SHORT TASK -
Type every record exactly as it appears.

==================================================

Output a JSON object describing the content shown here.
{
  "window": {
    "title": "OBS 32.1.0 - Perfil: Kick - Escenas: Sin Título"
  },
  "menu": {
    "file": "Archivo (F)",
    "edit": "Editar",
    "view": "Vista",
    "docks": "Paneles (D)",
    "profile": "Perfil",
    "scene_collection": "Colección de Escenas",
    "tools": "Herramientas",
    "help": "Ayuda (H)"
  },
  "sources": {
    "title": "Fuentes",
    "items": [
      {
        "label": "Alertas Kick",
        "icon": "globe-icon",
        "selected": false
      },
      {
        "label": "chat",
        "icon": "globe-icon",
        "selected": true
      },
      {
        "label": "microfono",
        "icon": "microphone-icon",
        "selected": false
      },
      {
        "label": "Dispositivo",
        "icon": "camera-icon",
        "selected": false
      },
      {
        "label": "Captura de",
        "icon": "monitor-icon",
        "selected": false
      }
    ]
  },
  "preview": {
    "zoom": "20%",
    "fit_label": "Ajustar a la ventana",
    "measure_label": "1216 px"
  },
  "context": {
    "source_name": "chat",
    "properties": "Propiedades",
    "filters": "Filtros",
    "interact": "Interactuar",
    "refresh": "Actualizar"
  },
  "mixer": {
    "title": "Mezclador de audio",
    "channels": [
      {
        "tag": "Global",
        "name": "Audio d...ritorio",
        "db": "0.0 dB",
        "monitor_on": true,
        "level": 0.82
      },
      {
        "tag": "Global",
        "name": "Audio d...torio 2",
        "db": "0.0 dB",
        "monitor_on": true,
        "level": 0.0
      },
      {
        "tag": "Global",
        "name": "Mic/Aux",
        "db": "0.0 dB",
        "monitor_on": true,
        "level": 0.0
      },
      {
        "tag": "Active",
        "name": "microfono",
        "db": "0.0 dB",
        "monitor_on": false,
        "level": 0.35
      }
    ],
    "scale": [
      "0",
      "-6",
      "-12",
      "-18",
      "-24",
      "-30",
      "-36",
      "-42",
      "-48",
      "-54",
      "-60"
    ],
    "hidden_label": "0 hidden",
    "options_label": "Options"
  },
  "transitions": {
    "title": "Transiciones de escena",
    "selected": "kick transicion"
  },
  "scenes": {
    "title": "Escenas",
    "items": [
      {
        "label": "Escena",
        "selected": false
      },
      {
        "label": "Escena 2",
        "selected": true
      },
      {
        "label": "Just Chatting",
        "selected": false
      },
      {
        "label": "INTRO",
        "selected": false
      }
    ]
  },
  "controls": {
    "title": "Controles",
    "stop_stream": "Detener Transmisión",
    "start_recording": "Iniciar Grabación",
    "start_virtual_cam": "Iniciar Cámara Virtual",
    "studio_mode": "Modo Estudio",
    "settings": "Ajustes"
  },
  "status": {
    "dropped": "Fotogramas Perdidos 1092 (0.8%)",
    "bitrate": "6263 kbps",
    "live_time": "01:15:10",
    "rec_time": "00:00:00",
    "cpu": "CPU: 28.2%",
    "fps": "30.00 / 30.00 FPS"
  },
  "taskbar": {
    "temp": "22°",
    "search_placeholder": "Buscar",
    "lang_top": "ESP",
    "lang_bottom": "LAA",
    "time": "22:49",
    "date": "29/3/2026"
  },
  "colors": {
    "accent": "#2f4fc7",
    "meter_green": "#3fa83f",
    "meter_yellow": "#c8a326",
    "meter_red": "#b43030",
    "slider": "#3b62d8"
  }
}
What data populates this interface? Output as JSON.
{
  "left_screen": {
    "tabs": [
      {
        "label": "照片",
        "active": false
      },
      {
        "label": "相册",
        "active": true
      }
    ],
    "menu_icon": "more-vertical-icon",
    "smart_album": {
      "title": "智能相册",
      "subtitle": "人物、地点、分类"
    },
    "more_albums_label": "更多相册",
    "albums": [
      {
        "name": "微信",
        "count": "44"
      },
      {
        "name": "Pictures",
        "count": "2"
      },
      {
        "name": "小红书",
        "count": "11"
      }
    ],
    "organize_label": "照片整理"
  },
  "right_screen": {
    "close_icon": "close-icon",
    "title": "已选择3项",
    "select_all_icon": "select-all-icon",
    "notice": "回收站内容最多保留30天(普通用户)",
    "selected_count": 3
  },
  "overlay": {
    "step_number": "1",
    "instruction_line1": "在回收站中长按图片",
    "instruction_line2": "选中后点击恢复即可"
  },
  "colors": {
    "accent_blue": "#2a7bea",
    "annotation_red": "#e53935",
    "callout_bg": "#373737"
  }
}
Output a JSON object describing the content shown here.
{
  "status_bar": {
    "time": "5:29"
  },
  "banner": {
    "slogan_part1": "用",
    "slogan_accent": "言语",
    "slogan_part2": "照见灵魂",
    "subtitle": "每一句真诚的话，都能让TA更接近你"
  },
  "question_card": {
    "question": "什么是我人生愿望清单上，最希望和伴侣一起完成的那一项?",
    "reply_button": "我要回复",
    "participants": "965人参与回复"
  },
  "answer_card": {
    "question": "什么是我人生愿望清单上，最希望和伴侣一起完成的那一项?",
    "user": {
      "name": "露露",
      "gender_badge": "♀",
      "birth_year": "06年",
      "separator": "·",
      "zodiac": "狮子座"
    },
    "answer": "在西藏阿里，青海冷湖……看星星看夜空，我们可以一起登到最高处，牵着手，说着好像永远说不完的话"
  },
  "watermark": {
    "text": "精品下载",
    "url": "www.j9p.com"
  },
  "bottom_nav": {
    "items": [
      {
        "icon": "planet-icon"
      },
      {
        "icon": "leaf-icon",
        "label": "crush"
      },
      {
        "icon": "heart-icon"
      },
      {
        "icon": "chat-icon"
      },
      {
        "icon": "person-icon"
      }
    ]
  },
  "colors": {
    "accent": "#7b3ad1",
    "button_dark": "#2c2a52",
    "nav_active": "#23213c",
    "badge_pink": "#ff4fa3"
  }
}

==================================================

FULL ANSWER -
Output a JSON object describing the content shown here.
{
  "window": {
    "title": "OBS 32.1.0 - Perfil: Kick - Escenas: Sin Título"
  },
  "menu": {
    "file": "Archivo (F)",
    "edit": "Editar",
    "view": "Vista",
    "docks": "Paneles (D)",
    "profile": "Perfil",
    "scene_collection": "Colección de Escenas",
    "tools": "Herramientas",
    "help": "Ayuda (H)"
  },
  "sources": {
    "title": "Fuentes",
    "items": [
      {
        "label": "Alertas Kick",
        "icon": "globe-icon",
        "selected": false
      },
      {
        "label": "chat",
        "icon": "globe-icon",
        "selected": true
      },
      {
        "label": "microfono",
        "icon": "microphone-icon",
        "selected": false
      },
      {
        "label": "Dispositivo",
        "icon": "camera-icon",
        "selected": false
      },
      {
        "label": "Captura de",
        "icon": "monitor-icon",
        "selected": false
      }
    ]
  },
  "preview": {
    "zoom": "20%",
    "fit_label": "Ajustar a la ventana",
    "measure_label": "1216 px"
  },
  "context": {
    "source_name": "chat",
    "properties": "Propiedades",
    "filters": "Filtros",
    "interact": "Interactuar",
    "refresh": "Actualizar"
  },
  "mixer": {
    "title": "Mezclador de audio",
    "channels": [
      {
        "tag": "Global",
        "name": "Audio d...ritorio",
        "db": "0.0 dB",
        "monitor_on": true,
        "level": 0.82
      },
      {
        "tag": "Global",
        "name": "Audio d...torio 2",
        "db": "0.0 dB",
        "monitor_on": true,
        "level": 0.0
      },
      {
        "tag": "Global",
        "name": "Mic/Aux",
        "db": "0.0 dB",
        "monitor_on": true,
        "level": 0.0
      },
      {
        "tag": "Active",
        "name": "microfono",
        "db": "0.0 dB",
        "monitor_on": false,
        "level": 0.35
      }
    ],
    "scale": [
      "0",
      "-6",
      "-12",
      "-18",
      "-24",
      "-30",
      "-36",
      "-42",
      "-48",
      "-54",
      "-60"
    ],
    "hidden_label": "0 hidden",
    "options_label": "Options"
  },
  "transitions": {
    "title": "Transiciones de escena",
    "selected": "kick transicion"
  },
  "scenes": {
    "title": "Escenas",
    "items": [
      {
        "label": "Escena",
        "selected": false
      },
      {
        "label": "Escena 2",
        "selected": true
      },
      {
        "label": "Just Chatting",
        "selected": false
      },
      {
        "label": "INTRO",
        "selected": false
      }
    ]
  },
  "controls": {
    "title": "Controles",
    "stop_stream": "Detener Transmisión",
    "start_recording": "Iniciar Grabación",
    "start_virtual_cam": "Iniciar Cámara Virtual",
    "studio_mode": "Modo Estudio",
    "settings": "Ajustes"
  },
  "status": {
    "dropped": "Fotogramas Perdidos 1092 (0.8%)",
    "bitrate": "6263 kbps",
    "live_time": "01:15:10",
    "rec_time": "00:00:00",
    "cpu": "CPU: 28.2%",
    "fps": "30.00 / 30.00 FPS"
  },
  "taskbar": {
    "temp": "22°",
    "search_placeholder": "Buscar",
    "lang_top": "ESP",
    "lang_bottom": "LAA",
    "time": "22:49",
    "date": "29/3/2026"
  },
  "colors": {
    "accent": "#2f4fc7",
    "meter_green": "#3fa83f",
    "meter_yellow": "#c8a326",
    "meter_red": "#b43030",
    "slider": "#3b62d8"
  }
}
What data populates this interface? Output as JSON.
{
  "left_screen": {
    "tabs": [
      {
        "label": "照片",
        "active": false
      },
      {
        "label": "相册",
        "active": true
      }
    ],
    "menu_icon": "more-vertical-icon",
    "smart_album": {
      "title": "智能相册",
      "subtitle": "人物、地点、分类"
    },
    "more_albums_label": "更多相册",
    "albums": [
      {
        "name": "微信",
        "count": "44"
      },
      {
        "name": "Pictures",
        "count": "2"
      },
      {
        "name": "小红书",
        "count": "11"
      }
    ],
    "organize_label": "照片整理"
  },
  "right_screen": {
    "close_icon": "close-icon",
    "title": "已选择3项",
    "select_all_icon": "select-all-icon",
    "notice": "回收站内容最多保留30天(普通用户)",
    "selected_count": 3
  },
  "overlay": {
    "step_number": "1",
    "instruction_line1": "在回收站中长按图片",
    "instruction_line2": "选中后点击恢复即可"
  },
  "colors": {
    "accent_blue": "#2a7bea",
    "annotation_red": "#e53935",
    "callout_bg": "#373737"
  }
}
Output a JSON object describing the content shown here.
{
  "status_bar": {
    "time": "5:29"
  },
  "banner": {
    "slogan_part1": "用",
    "slogan_accent": "言语",
    "slogan_part2": "照见灵魂",
    "subtitle": "每一句真诚的话，都能让TA更接近你"
  },
  "question_card": {
    "question": "什么是我人生愿望清单上，最希望和伴侣一起完成的那一项?",
    "reply_button": "我要回复",
    "participants": "965人参与回复"
  },
  "answer_card": {
    "question": "什么是我人生愿望清单上，最希望和伴侣一起完成的那一项?",
    "user": {
      "name": "露露",
      "gender_badge": "♀",
      "birth_year": "06年",
      "separator": "·",
      "zodiac": "狮子座"
    },
    "answer": "在西藏阿里，青海冷湖……看星星看夜空，我们可以一起登到最高处，牵着手，说着好像永远说不完的话"
  },
  "watermark": {
    "text": "精品下载",
    "url": "www.j9p.com"
  },
  "bottom_nav": {
    "items": [
      {
        "icon": "planet-icon"
      },
      {
        "icon": "leaf-icon",
        "label": "crush"
      },
      {
        "icon": "heart-icon"
      },
      {
        "icon": "chat-icon"
      },
      {
        "icon": "person-icon"
      }
    ]
  },
  "colors": {
    "accent": "#7b3ad1",
    "button_dark": "#2c2a52",
    "nav_active": "#23213c",
    "badge_pink": "#ff4fa3"
  }
}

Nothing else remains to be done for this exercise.